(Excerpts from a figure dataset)
## Start

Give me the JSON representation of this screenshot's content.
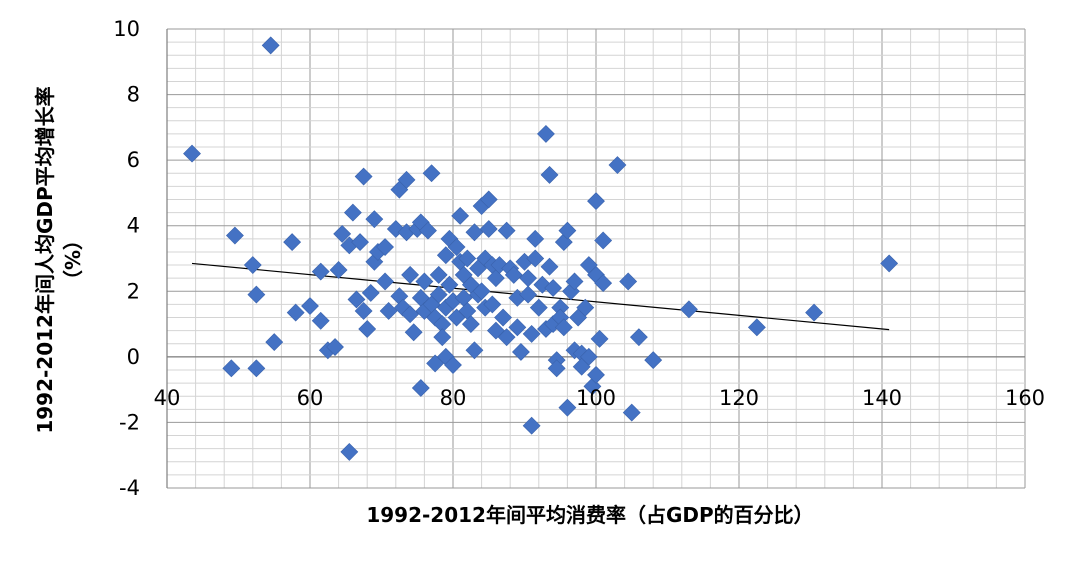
{
  "chart_data": {
    "type": "scatter",
    "title": "",
    "xlabel": "1992-2012年间平均消费率（占GDP的百分比）",
    "ylabel_line1": "1992-2012年间人均GDP平均增长率",
    "ylabel_line2": "（%）",
    "xlim": [
      40,
      160
    ],
    "ylim": [
      -4,
      10
    ],
    "x_ticks": [
      40,
      60,
      80,
      100,
      120,
      140,
      160
    ],
    "y_ticks": [
      -4,
      -2,
      0,
      2,
      4,
      6,
      8,
      10
    ],
    "x_minor_step": 4,
    "y_minor_step": 0.4,
    "grid": true,
    "x_axis_at_y": 0,
    "marker_color": "#4472C4",
    "trendline": {
      "x": [
        43.5,
        141
      ],
      "y": [
        2.85,
        0.83
      ],
      "color": "#000000"
    },
    "points": [
      [
        43.5,
        6.2
      ],
      [
        54.5,
        9.5
      ],
      [
        49.5,
        3.7
      ],
      [
        52,
        2.8
      ],
      [
        52.5,
        1.9
      ],
      [
        49,
        -0.35
      ],
      [
        52.5,
        -0.35
      ],
      [
        55,
        0.45
      ],
      [
        57.5,
        3.5
      ],
      [
        58,
        1.35
      ],
      [
        60,
        1.55
      ],
      [
        61.5,
        2.6
      ],
      [
        61.5,
        1.1
      ],
      [
        62.5,
        0.2
      ],
      [
        63.5,
        0.3
      ],
      [
        64,
        2.65
      ],
      [
        64.5,
        3.75
      ],
      [
        65.5,
        3.4
      ],
      [
        66,
        4.4
      ],
      [
        66.5,
        1.75
      ],
      [
        67,
        3.5
      ],
      [
        67.5,
        5.5
      ],
      [
        67.5,
        1.4
      ],
      [
        68,
        0.85
      ],
      [
        68.5,
        1.95
      ],
      [
        69,
        4.2
      ],
      [
        69,
        2.9
      ],
      [
        69.5,
        3.2
      ],
      [
        70.5,
        2.3
      ],
      [
        70.5,
        3.35
      ],
      [
        71,
        1.4
      ],
      [
        72,
        3.9
      ],
      [
        72.5,
        5.1
      ],
      [
        72.5,
        1.85
      ],
      [
        73,
        1.5
      ],
      [
        73.5,
        3.8
      ],
      [
        73.5,
        5.4
      ],
      [
        74,
        2.5
      ],
      [
        74,
        1.3
      ],
      [
        74.5,
        0.75
      ],
      [
        75,
        3.9
      ],
      [
        75.5,
        4.1
      ],
      [
        75.5,
        1.8
      ],
      [
        76,
        2.3
      ],
      [
        76,
        1.4
      ],
      [
        76.5,
        3.85
      ],
      [
        77,
        5.6
      ],
      [
        77,
        1.6
      ],
      [
        77.5,
        1.2
      ],
      [
        77.5,
        -0.2
      ],
      [
        78,
        2.5
      ],
      [
        78,
        1.9
      ],
      [
        78.5,
        1.0
      ],
      [
        78.5,
        0.6
      ],
      [
        79,
        3.1
      ],
      [
        79,
        1.5
      ],
      [
        79,
        0.0
      ],
      [
        79.5,
        3.6
      ],
      [
        79.5,
        2.2
      ],
      [
        80,
        1.7
      ],
      [
        80,
        -0.25
      ],
      [
        80.5,
        3.35
      ],
      [
        80.5,
        1.2
      ],
      [
        81,
        2.9
      ],
      [
        81,
        4.3
      ],
      [
        81.5,
        1.8
      ],
      [
        81.5,
        2.5
      ],
      [
        82,
        3.0
      ],
      [
        82,
        1.4
      ],
      [
        82.5,
        2.2
      ],
      [
        82.5,
        1.0
      ],
      [
        83,
        3.8
      ],
      [
        83,
        0.2
      ],
      [
        83.5,
        2.7
      ],
      [
        83.5,
        1.9
      ],
      [
        84,
        4.6
      ],
      [
        84,
        2.0
      ],
      [
        84.5,
        3.0
      ],
      [
        84.5,
        1.5
      ],
      [
        85,
        3.9
      ],
      [
        85,
        4.8
      ],
      [
        85.5,
        2.8
      ],
      [
        85.5,
        1.6
      ],
      [
        86,
        2.4
      ],
      [
        86,
        0.8
      ],
      [
        86.5,
        2.8
      ],
      [
        87,
        1.2
      ],
      [
        87.5,
        3.85
      ],
      [
        87.5,
        0.6
      ],
      [
        88,
        2.7
      ],
      [
        88.5,
        2.5
      ],
      [
        89,
        1.8
      ],
      [
        89,
        0.9
      ],
      [
        89.5,
        0.15
      ],
      [
        90,
        2.9
      ],
      [
        90.5,
        2.4
      ],
      [
        90.5,
        1.9
      ],
      [
        91,
        0.7
      ],
      [
        91,
        -2.1
      ],
      [
        91.5,
        3.6
      ],
      [
        91.5,
        3.0
      ],
      [
        92,
        1.5
      ],
      [
        92.5,
        2.2
      ],
      [
        93,
        6.8
      ],
      [
        93,
        0.85
      ],
      [
        93.5,
        5.55
      ],
      [
        93.5,
        2.75
      ],
      [
        94,
        2.1
      ],
      [
        94,
        1.0
      ],
      [
        94.5,
        -0.1
      ],
      [
        94.5,
        -0.35
      ],
      [
        95,
        1.5
      ],
      [
        95,
        1.2
      ],
      [
        95.5,
        3.5
      ],
      [
        95.5,
        0.9
      ],
      [
        96,
        3.85
      ],
      [
        96,
        -1.55
      ],
      [
        96.5,
        2.0
      ],
      [
        97,
        2.3
      ],
      [
        97,
        0.2
      ],
      [
        97.5,
        1.2
      ],
      [
        98,
        0.1
      ],
      [
        98,
        -0.3
      ],
      [
        98.5,
        1.5
      ],
      [
        99,
        2.8
      ],
      [
        99,
        0.0
      ],
      [
        99.5,
        -0.9
      ],
      [
        100,
        4.75
      ],
      [
        100,
        2.5
      ],
      [
        100.5,
        0.55
      ],
      [
        101,
        3.55
      ],
      [
        101,
        2.25
      ],
      [
        103,
        5.85
      ],
      [
        104.5,
        2.3
      ],
      [
        105,
        -1.7
      ],
      [
        106,
        0.6
      ],
      [
        108,
        -0.1
      ],
      [
        113,
        1.45
      ],
      [
        122.5,
        0.9
      ],
      [
        130.5,
        1.35
      ],
      [
        141,
        2.85
      ],
      [
        65.5,
        -2.9
      ],
      [
        75.5,
        -0.95
      ],
      [
        100,
        -0.55
      ]
    ]
  }
}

## End

GOAL: Quote the entries above word for word. Leave the images out.

SOLVED EXERCISE:
Give me the JSON representation of this screenshot's content.
{
  "chart_data": {
    "type": "scatter",
    "title": "",
    "xlabel": "1992-2012年间平均消费率（占GDP的百分比）",
    "ylabel_line1": "1992-2012年间人均GDP平均增长率",
    "ylabel_line2": "（%）",
    "xlim": [
      40,
      160
    ],
    "ylim": [
      -4,
      10
    ],
    "x_ticks": [
      40,
      60,
      80,
      100,
      120,
      140,
      160
    ],
    "y_ticks": [
      -4,
      -2,
      0,
      2,
      4,
      6,
      8,
      10
    ],
    "x_minor_step": 4,
    "y_minor_step": 0.4,
    "grid": true,
    "x_axis_at_y": 0,
    "marker_color": "#4472C4",
    "trendline": {
      "x": [
        43.5,
        141
      ],
      "y": [
        2.85,
        0.83
      ],
      "color": "#000000"
    },
    "points": [
      [
        43.5,
        6.2
      ],
      [
        54.5,
        9.5
      ],
      [
        49.5,
        3.7
      ],
      [
        52,
        2.8
      ],
      [
        52.5,
        1.9
      ],
      [
        49,
        -0.35
      ],
      [
        52.5,
        -0.35
      ],
      [
        55,
        0.45
      ],
      [
        57.5,
        3.5
      ],
      [
        58,
        1.35
      ],
      [
        60,
        1.55
      ],
      [
        61.5,
        2.6
      ],
      [
        61.5,
        1.1
      ],
      [
        62.5,
        0.2
      ],
      [
        63.5,
        0.3
      ],
      [
        64,
        2.65
      ],
      [
        64.5,
        3.75
      ],
      [
        65.5,
        3.4
      ],
      [
        66,
        4.4
      ],
      [
        66.5,
        1.75
      ],
      [
        67,
        3.5
      ],
      [
        67.5,
        5.5
      ],
      [
        67.5,
        1.4
      ],
      [
        68,
        0.85
      ],
      [
        68.5,
        1.95
      ],
      [
        69,
        4.2
      ],
      [
        69,
        2.9
      ],
      [
        69.5,
        3.2
      ],
      [
        70.5,
        2.3
      ],
      [
        70.5,
        3.35
      ],
      [
        71,
        1.4
      ],
      [
        72,
        3.9
      ],
      [
        72.5,
        5.1
      ],
      [
        72.5,
        1.85
      ],
      [
        73,
        1.5
      ],
      [
        73.5,
        3.8
      ],
      [
        73.5,
        5.4
      ],
      [
        74,
        2.5
      ],
      [
        74,
        1.3
      ],
      [
        74.5,
        0.75
      ],
      [
        75,
        3.9
      ],
      [
        75.5,
        4.1
      ],
      [
        75.5,
        1.8
      ],
      [
        76,
        2.3
      ],
      [
        76,
        1.4
      ],
      [
        76.5,
        3.85
      ],
      [
        77,
        5.6
      ],
      [
        77,
        1.6
      ],
      [
        77.5,
        1.2
      ],
      [
        77.5,
        -0.2
      ],
      [
        78,
        2.5
      ],
      [
        78,
        1.9
      ],
      [
        78.5,
        1.0
      ],
      [
        78.5,
        0.6
      ],
      [
        79,
        3.1
      ],
      [
        79,
        1.5
      ],
      [
        79,
        0.0
      ],
      [
        79.5,
        3.6
      ],
      [
        79.5,
        2.2
      ],
      [
        80,
        1.7
      ],
      [
        80,
        -0.25
      ],
      [
        80.5,
        3.35
      ],
      [
        80.5,
        1.2
      ],
      [
        81,
        2.9
      ],
      [
        81,
        4.3
      ],
      [
        81.5,
        1.8
      ],
      [
        81.5,
        2.5
      ],
      [
        82,
        3.0
      ],
      [
        82,
        1.4
      ],
      [
        82.5,
        2.2
      ],
      [
        82.5,
        1.0
      ],
      [
        83,
        3.8
      ],
      [
        83,
        0.2
      ],
      [
        83.5,
        2.7
      ],
      [
        83.5,
        1.9
      ],
      [
        84,
        4.6
      ],
      [
        84,
        2.0
      ],
      [
        84.5,
        3.0
      ],
      [
        84.5,
        1.5
      ],
      [
        85,
        3.9
      ],
      [
        85,
        4.8
      ],
      [
        85.5,
        2.8
      ],
      [
        85.5,
        1.6
      ],
      [
        86,
        2.4
      ],
      [
        86,
        0.8
      ],
      [
        86.5,
        2.8
      ],
      [
        87,
        1.2
      ],
      [
        87.5,
        3.85
      ],
      [
        87.5,
        0.6
      ],
      [
        88,
        2.7
      ],
      [
        88.5,
        2.5
      ],
      [
        89,
        1.8
      ],
      [
        89,
        0.9
      ],
      [
        89.5,
        0.15
      ],
      [
        90,
        2.9
      ],
      [
        90.5,
        2.4
      ],
      [
        90.5,
        1.9
      ],
      [
        91,
        0.7
      ],
      [
        91,
        -2.1
      ],
      [
        91.5,
        3.6
      ],
      [
        91.5,
        3.0
      ],
      [
        92,
        1.5
      ],
      [
        92.5,
        2.2
      ],
      [
        93,
        6.8
      ],
      [
        93,
        0.85
      ],
      [
        93.5,
        5.55
      ],
      [
        93.5,
        2.75
      ],
      [
        94,
        2.1
      ],
      [
        94,
        1.0
      ],
      [
        94.5,
        -0.1
      ],
      [
        94.5,
        -0.35
      ],
      [
        95,
        1.5
      ],
      [
        95,
        1.2
      ],
      [
        95.5,
        3.5
      ],
      [
        95.5,
        0.9
      ],
      [
        96,
        3.85
      ],
      [
        96,
        -1.55
      ],
      [
        96.5,
        2.0
      ],
      [
        97,
        2.3
      ],
      [
        97,
        0.2
      ],
      [
        97.5,
        1.2
      ],
      [
        98,
        0.1
      ],
      [
        98,
        -0.3
      ],
      [
        98.5,
        1.5
      ],
      [
        99,
        2.8
      ],
      [
        99,
        0.0
      ],
      [
        99.5,
        -0.9
      ],
      [
        100,
        4.75
      ],
      [
        100,
        2.5
      ],
      [
        100.5,
        0.55
      ],
      [
        101,
        3.55
      ],
      [
        101,
        2.25
      ],
      [
        103,
        5.85
      ],
      [
        104.5,
        2.3
      ],
      [
        105,
        -1.7
      ],
      [
        106,
        0.6
      ],
      [
        108,
        -0.1
      ],
      [
        113,
        1.45
      ],
      [
        122.5,
        0.9
      ],
      [
        130.5,
        1.35
      ],
      [
        141,
        2.85
      ],
      [
        65.5,
        -2.9
      ],
      [
        75.5,
        -0.95
      ],
      [
        100,
        -0.55
      ]
    ]
  }
}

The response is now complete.